-- START --

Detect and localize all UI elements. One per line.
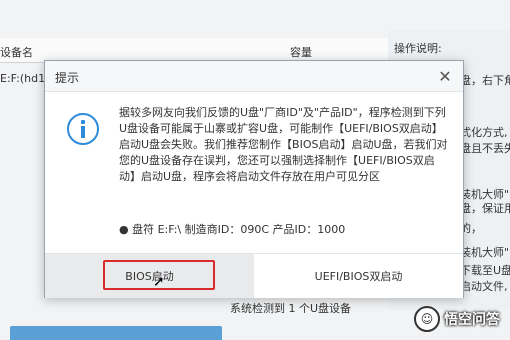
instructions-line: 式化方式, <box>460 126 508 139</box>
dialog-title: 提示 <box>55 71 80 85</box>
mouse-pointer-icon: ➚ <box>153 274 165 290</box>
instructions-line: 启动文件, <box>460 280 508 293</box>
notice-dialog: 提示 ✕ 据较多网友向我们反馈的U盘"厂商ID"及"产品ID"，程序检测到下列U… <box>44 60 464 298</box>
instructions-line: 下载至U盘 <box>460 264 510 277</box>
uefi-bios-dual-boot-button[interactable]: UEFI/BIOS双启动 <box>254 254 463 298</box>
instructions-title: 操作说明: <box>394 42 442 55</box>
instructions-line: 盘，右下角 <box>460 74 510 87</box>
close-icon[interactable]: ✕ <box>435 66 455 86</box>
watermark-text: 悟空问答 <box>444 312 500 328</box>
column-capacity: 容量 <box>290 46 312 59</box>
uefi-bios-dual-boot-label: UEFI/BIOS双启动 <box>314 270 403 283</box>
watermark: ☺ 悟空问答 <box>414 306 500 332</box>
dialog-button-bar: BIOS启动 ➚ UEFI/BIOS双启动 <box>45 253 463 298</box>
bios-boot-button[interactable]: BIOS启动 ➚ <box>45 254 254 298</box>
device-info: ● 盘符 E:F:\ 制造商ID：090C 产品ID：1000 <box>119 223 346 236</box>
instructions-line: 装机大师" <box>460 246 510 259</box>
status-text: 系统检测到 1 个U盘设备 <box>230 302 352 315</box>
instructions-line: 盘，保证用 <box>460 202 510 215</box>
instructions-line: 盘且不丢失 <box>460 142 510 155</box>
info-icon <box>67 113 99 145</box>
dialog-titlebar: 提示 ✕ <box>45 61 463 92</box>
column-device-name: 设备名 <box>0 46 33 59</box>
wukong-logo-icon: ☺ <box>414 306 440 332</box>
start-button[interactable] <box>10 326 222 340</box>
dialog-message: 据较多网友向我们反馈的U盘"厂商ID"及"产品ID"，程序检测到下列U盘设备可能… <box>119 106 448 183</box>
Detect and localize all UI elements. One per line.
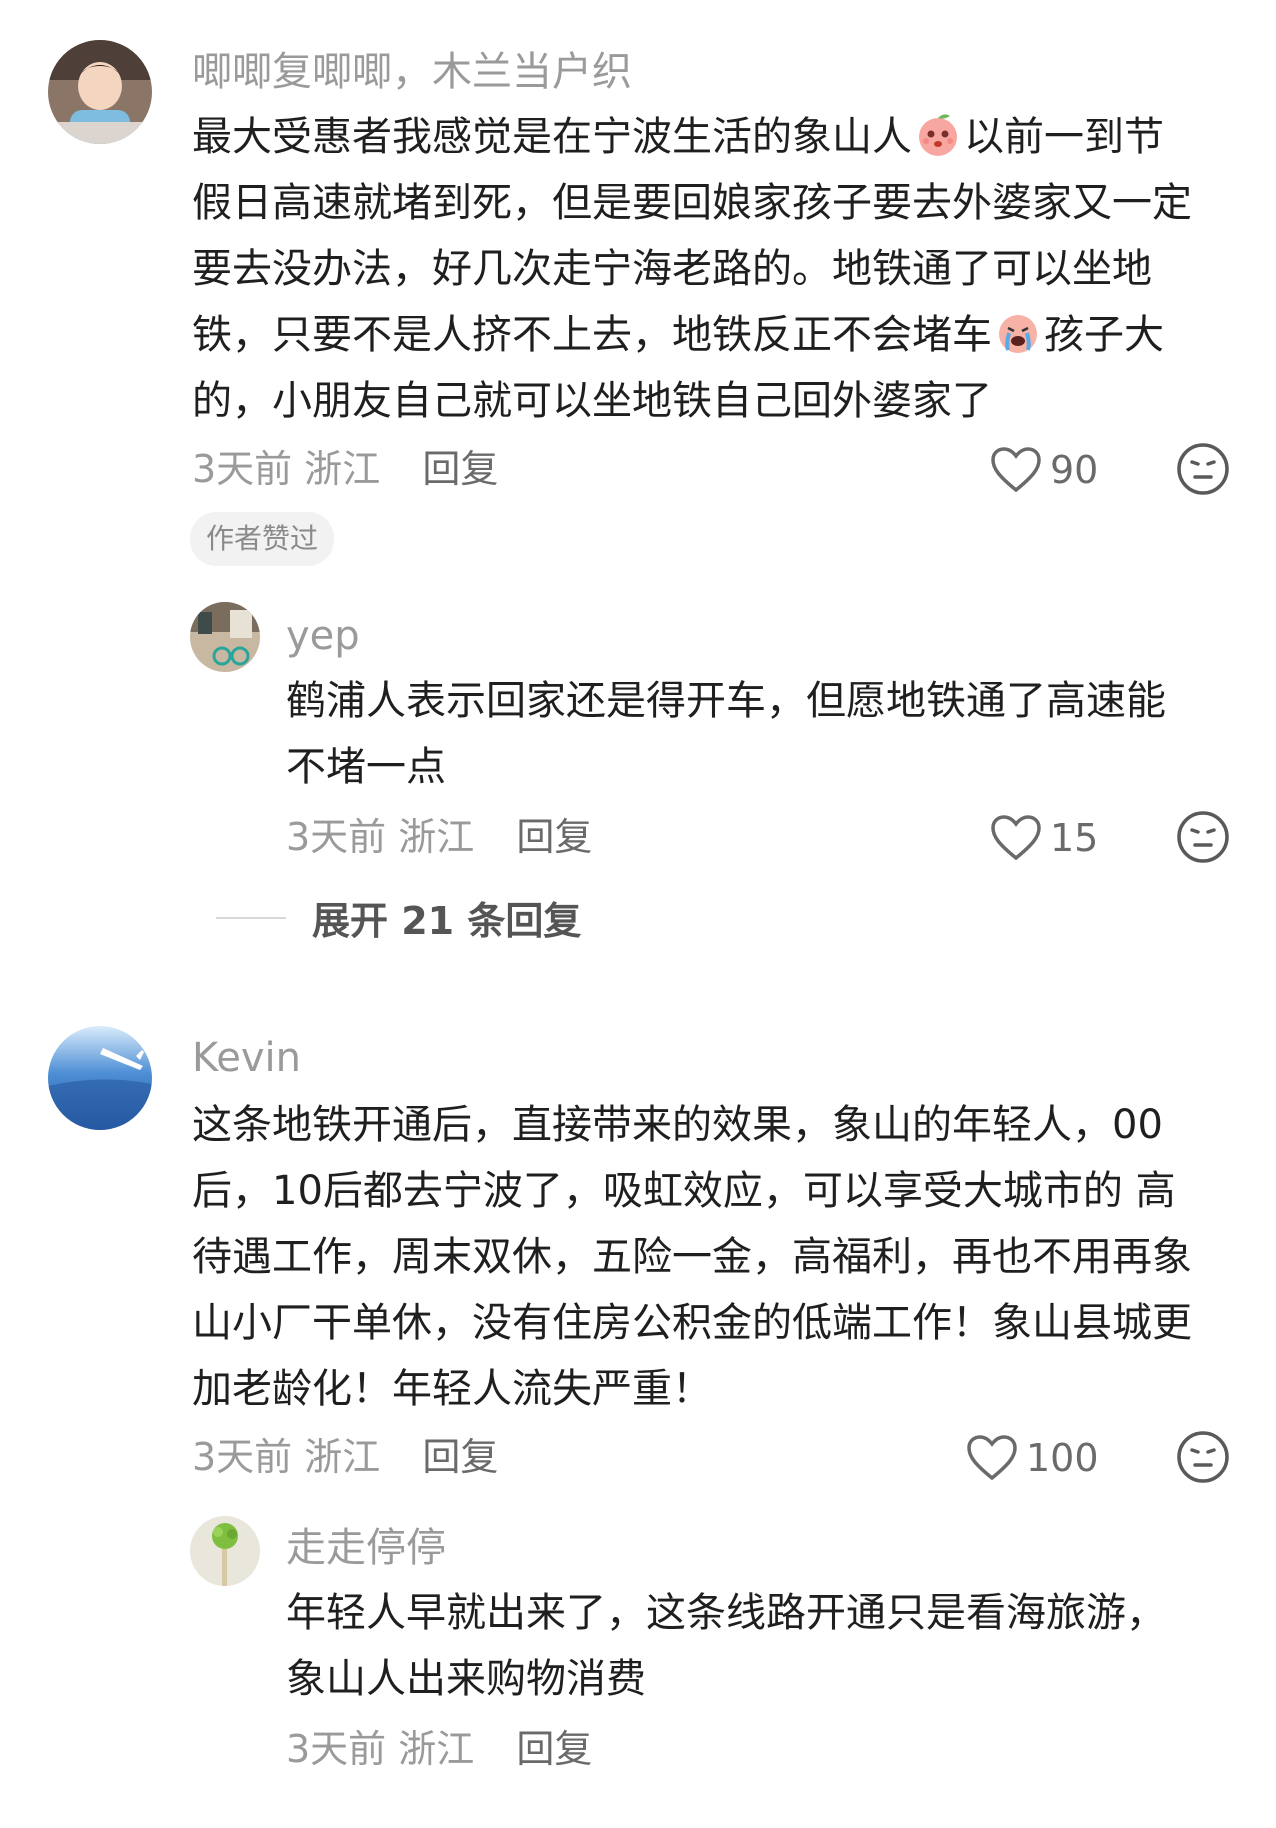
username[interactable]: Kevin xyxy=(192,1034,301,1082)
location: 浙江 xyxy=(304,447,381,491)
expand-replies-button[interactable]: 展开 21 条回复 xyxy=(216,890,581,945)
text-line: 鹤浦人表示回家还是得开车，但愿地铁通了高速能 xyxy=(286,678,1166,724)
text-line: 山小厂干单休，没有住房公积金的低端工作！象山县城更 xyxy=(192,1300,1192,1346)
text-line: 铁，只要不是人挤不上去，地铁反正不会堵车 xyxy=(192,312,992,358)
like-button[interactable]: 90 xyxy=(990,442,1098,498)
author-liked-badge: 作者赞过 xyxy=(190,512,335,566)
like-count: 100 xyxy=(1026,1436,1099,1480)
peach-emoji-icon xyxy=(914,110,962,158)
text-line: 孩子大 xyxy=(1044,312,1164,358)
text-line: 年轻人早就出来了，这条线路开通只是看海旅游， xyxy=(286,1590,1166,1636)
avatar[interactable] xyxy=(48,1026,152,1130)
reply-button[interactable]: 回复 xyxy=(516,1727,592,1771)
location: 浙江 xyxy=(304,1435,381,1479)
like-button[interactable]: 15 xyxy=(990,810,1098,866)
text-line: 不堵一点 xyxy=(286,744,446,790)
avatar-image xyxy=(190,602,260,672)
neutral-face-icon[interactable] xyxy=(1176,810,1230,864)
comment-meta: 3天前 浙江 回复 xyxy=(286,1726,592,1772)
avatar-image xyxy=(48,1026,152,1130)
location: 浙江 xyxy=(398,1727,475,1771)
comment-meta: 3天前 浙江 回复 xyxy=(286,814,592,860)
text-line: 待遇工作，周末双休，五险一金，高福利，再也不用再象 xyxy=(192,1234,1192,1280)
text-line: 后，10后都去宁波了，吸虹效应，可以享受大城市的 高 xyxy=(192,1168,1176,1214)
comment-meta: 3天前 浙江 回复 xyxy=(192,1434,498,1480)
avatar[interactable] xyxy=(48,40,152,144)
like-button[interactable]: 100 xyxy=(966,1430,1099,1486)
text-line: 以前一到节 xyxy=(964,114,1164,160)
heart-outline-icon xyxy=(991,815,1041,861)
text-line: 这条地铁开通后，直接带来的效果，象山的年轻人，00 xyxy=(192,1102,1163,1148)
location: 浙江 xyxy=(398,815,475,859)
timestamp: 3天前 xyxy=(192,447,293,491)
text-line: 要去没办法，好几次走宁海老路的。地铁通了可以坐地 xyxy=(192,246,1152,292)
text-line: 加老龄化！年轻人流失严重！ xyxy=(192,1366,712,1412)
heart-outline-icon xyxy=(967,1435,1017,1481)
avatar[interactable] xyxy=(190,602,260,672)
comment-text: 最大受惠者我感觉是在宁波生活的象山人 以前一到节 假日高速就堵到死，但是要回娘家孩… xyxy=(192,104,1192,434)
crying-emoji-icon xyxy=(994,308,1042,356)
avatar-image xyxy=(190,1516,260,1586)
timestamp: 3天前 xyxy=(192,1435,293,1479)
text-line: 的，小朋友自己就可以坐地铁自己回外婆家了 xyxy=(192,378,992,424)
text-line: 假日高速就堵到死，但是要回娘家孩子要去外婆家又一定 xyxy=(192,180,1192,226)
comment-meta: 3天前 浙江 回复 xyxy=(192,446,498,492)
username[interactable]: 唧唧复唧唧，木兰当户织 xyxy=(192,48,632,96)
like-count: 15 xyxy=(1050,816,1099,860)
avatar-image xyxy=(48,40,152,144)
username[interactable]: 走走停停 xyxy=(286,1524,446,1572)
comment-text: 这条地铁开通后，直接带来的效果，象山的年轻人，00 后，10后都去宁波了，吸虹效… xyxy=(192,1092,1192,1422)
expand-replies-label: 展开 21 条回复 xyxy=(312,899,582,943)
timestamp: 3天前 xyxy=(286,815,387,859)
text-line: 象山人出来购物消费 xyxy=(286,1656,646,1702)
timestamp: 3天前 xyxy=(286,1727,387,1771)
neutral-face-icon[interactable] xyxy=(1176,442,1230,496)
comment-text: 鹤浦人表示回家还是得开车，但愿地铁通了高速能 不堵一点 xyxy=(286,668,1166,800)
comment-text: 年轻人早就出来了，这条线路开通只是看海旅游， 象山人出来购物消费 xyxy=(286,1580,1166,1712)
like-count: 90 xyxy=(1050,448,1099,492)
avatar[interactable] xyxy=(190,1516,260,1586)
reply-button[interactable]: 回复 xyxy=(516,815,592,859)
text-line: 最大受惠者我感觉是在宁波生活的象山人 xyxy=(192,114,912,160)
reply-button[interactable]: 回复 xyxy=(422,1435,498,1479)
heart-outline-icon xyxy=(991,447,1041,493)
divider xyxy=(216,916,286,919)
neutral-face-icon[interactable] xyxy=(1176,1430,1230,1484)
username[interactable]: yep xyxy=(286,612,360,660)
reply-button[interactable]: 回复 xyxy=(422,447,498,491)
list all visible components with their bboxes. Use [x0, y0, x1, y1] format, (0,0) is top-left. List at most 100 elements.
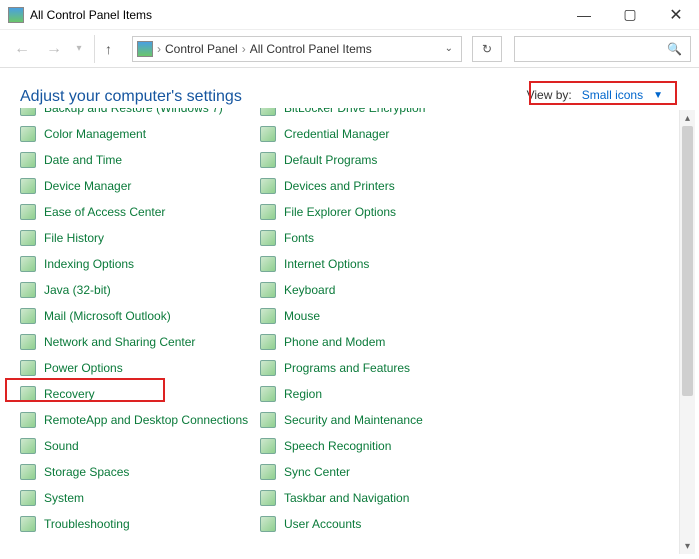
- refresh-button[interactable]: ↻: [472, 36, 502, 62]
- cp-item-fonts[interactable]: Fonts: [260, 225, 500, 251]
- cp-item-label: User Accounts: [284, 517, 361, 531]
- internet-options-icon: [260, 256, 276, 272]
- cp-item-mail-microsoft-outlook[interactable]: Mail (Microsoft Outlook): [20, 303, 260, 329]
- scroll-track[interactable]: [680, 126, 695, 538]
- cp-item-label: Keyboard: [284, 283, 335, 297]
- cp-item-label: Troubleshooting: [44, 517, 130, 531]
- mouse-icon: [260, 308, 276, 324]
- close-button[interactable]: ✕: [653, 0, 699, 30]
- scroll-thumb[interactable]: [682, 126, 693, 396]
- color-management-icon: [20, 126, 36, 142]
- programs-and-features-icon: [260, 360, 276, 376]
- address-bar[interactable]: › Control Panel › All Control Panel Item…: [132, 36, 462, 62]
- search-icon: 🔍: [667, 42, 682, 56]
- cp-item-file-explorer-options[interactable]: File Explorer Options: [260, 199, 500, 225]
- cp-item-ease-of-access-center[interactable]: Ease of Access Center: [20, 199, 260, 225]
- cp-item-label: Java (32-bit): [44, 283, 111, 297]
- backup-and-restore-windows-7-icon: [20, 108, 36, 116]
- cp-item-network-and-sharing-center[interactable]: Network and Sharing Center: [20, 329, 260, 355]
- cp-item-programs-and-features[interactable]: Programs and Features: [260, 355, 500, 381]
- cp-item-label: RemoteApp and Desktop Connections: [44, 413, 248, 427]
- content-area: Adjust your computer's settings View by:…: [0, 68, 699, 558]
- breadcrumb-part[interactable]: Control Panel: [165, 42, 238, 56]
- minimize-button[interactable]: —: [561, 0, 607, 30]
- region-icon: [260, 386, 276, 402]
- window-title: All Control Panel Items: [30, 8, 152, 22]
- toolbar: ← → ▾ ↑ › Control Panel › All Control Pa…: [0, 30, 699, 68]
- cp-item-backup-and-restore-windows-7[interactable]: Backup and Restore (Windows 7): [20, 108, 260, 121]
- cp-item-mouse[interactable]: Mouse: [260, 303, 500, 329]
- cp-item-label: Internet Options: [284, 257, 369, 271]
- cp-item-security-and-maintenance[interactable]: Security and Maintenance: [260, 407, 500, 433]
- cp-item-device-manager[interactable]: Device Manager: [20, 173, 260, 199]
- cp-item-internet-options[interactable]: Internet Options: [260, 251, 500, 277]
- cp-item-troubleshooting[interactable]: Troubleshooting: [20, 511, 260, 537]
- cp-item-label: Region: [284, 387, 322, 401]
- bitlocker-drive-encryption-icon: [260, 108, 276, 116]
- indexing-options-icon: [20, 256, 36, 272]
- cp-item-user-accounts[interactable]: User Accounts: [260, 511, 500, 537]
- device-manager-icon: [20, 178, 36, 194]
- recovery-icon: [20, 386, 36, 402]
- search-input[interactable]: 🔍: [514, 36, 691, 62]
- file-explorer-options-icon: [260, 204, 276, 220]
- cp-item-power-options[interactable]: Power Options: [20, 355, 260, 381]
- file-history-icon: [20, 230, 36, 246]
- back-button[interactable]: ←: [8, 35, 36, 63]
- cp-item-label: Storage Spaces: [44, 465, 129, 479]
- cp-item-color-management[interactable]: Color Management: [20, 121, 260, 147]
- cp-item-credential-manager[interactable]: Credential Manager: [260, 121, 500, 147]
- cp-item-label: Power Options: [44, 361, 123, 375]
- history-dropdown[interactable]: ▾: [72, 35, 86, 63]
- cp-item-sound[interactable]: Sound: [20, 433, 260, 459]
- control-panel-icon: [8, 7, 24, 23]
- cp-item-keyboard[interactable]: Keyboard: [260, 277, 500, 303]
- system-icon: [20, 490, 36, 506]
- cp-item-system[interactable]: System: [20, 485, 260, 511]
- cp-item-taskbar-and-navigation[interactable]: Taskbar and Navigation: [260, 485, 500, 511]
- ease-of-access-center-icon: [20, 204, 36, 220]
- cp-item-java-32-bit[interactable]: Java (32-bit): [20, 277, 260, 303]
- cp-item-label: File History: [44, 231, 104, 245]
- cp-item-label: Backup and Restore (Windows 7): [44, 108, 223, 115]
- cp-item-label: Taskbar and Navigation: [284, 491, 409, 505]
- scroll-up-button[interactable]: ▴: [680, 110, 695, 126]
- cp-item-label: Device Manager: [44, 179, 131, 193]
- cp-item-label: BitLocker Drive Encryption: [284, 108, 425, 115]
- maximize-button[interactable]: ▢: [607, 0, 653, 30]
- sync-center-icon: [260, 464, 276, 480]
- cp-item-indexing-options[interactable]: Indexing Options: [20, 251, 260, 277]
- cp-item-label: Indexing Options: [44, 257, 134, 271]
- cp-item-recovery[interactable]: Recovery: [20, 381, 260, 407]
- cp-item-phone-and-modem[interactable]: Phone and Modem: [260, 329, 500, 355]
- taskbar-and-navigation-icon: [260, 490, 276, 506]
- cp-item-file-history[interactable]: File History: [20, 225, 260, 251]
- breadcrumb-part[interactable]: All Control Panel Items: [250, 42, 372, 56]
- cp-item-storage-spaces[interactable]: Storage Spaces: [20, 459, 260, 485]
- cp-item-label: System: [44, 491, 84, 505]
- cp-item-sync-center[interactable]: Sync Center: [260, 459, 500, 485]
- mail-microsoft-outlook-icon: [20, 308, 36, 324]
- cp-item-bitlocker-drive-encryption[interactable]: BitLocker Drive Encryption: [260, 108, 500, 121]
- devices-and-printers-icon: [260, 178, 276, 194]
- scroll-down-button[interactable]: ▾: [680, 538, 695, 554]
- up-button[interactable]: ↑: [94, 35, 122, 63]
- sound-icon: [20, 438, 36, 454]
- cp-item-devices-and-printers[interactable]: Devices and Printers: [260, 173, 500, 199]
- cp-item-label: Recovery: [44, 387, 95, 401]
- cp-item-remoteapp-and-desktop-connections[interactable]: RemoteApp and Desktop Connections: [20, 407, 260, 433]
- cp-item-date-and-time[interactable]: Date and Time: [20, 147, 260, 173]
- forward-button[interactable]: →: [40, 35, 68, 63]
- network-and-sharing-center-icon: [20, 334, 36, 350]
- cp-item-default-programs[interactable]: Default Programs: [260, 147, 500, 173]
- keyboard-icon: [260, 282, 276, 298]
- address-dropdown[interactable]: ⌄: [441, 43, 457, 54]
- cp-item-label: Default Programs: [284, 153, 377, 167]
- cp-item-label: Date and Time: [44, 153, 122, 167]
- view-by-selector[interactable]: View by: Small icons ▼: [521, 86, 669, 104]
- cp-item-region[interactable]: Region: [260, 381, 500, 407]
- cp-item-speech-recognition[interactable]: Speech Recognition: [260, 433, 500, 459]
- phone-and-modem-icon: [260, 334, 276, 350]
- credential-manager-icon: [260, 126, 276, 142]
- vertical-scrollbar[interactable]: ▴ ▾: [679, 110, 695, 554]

-- END --

# DIRECTIVE:
Can you extract and repeat the data between the lines holding "username[interactable]: Kevin xyxy=(192,1034,301,1082)" and "text-line: 年轻人早就出来了，这条线路开通只是看海旅游， xyxy=(286,1590,1166,1636)", inclusive, reproducing each line without changes?

# EXERCISE RESPONSE:
username[interactable]: Kevin xyxy=(192,1034,301,1082)
location: 浙江 xyxy=(304,447,381,491)
expand-replies-button[interactable]: 展开 21 条回复 xyxy=(216,890,581,945)
text-line: 鹤浦人表示回家还是得开车，但愿地铁通了高速能 xyxy=(286,678,1166,724)
text-line: 山小厂干单休，没有住房公积金的低端工作！象山县城更 xyxy=(192,1300,1192,1346)
text-line: 铁，只要不是人挤不上去，地铁反正不会堵车 xyxy=(192,312,992,358)
like-button[interactable]: 90 xyxy=(990,442,1098,498)
author-liked-badge: 作者赞过 xyxy=(190,512,335,566)
like-count: 100 xyxy=(1026,1436,1099,1480)
peach-emoji-icon xyxy=(914,110,962,158)
text-line: 孩子大 xyxy=(1044,312,1164,358)
text-line: 年轻人早就出来了，这条线路开通只是看海旅游， xyxy=(286,1590,1166,1636)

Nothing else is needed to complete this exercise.